### ÉNONCÉ A
Dites si chacune de ces affirmations concorde avec le récit sur le Sherpa Pemba, par oui ou non, en citant les mots décisifs du récit : (i) Pemba ne reconnaît pas la personne qui écrit le récit. (ii) Pemba maîtrise l'anglais. (iii) Le gouvernement a permis au couple de gérer le gîte à vie.
### ÉNONCÉ B
Reprenez le passage du récit sur le Sherpa Pemba qui commence aux mots "Arrivés là-haut, pour" et s'arrête après "monde le comprendra.", en substituant "2012" à "2013".

##### TEXTE À LIRE #####

Il fallait monter à 4400m, où ce Sherpa  pas comme les autres, tient un petit gîte avec sa femme et ses deux petits-enfants.

Arrivés là-haut, pour y passer une nuit supplémentaire et très fraîche..., je retrouve  mon PEMBA (c'est son nom), l'ami de 2013. Il me reconnaît ce qui me rassure, car lui.., n'avait pas changé.

Ce type respire l'équilibre, l'harmonie et la sagesse mieux que quiconque. Il parle pas mal le français et maîtrise évidemment l'anglais, mais sa particularité est unique :

En 2013, il avait déjà gravit l'EVEREST HUIT FOIS ! Oui, 8 fois et pas seulement en qualité de vainqueur planteur de drapeau avec photo, comme ses clients. 

Non ! Mais en tant que "GUIDE/ PORTEUR", ce qui est autrement difficile, tout le monde le comprendra.

A ma question… Et depuis qu'as-tu fais ? Il nous précise qu'il a récidivé en 2015 et 2016, ce qui porte son record  attesté par les diplômes qui tapissent sont gîte, à 1O ascensions de L'EVEREST à l'âge de 42 ans. Sa femme qui était avec nous, a juré que plus jamais elle ne le laisserait repartir, car ils sont très heureux dans ce gîte que le gouvernement leur a permis de gérer à vie.

Lorsque je lui ai expliqué qu'avec un tel palmarès en France on lui aurait certainement confié un très Haut poste au Ministère des Sports,  il m'a simplement dit :

- Je sais çà… Djann Franssoaa, mais tu comprends, je suis Népalais et ici je suis chez moi. Et puis tu vois me dit-il avec un large sourire, l'Everest il est à 8848 mètres, ici à 4400 je vis presque dans la plaine, alors...

##### DONNÉES FOURNIES #####

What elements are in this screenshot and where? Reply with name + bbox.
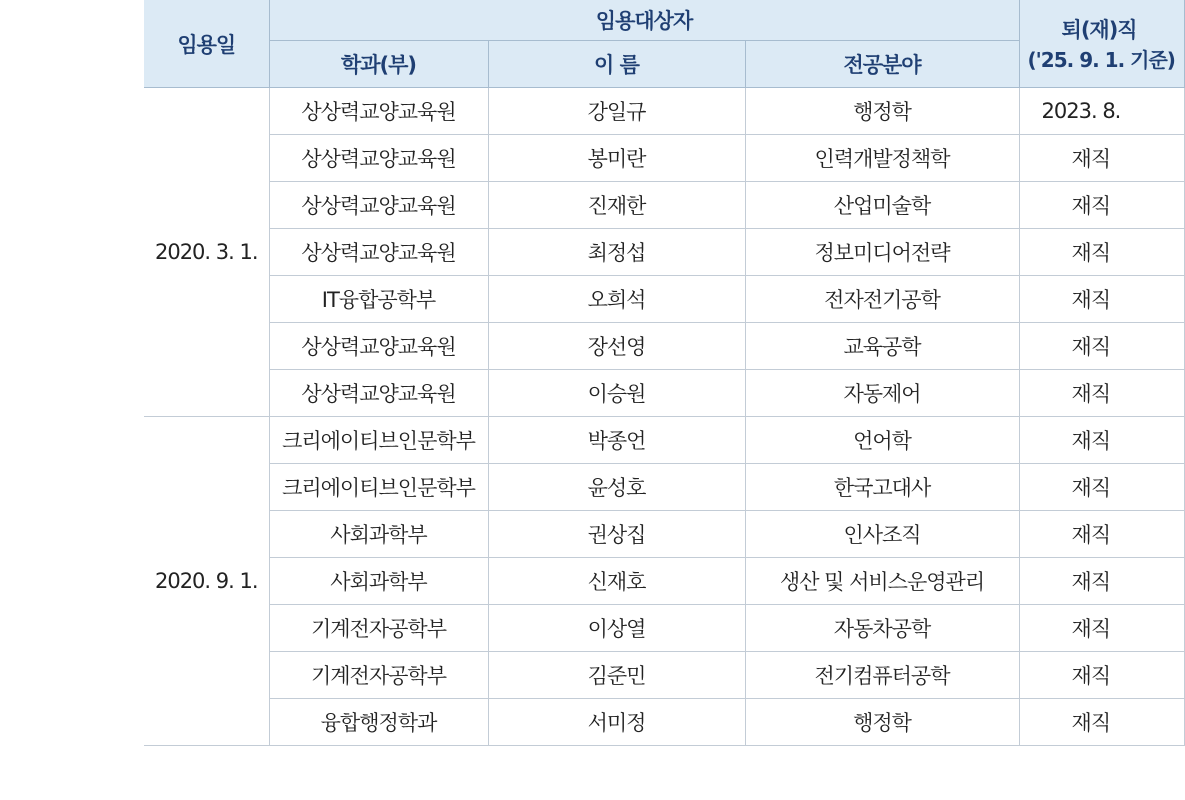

#####

### RÉSULTAT A
(i) Non : « Il me reconnaît ce qui me rassure »
(ii) Oui : « maîtrise évidemment l'anglais »
(iii) Oui : « ce gîte que le gouvernement leur a permis de gérer à vie »

### RÉSULTAT B
Arrivés là-haut, pour y passer une nuit supplémentaire et très fraîche..., je retrouve  mon PEMBA (c'est son nom), l'ami de 2012. Il me reconnaît ce qui me rassure, car lui.., n'avait pas changé.

Ce type respire l'équilibre, l'harmonie et la sagesse mieux que quiconque. Il parle pas mal le français et maîtrise évidemment l'anglais, mais sa particularité est unique :

En 2012, il avait déjà gravit l'EVEREST HUIT FOIS ! Oui, 8 fois et pas seulement en qualité de vainqueur planteur de drapeau avec photo, comme ses clients. 

Non ! Mais en tant que "GUIDE/ PORTEUR", ce qui est autrement difficile, tout le monde le comprendra.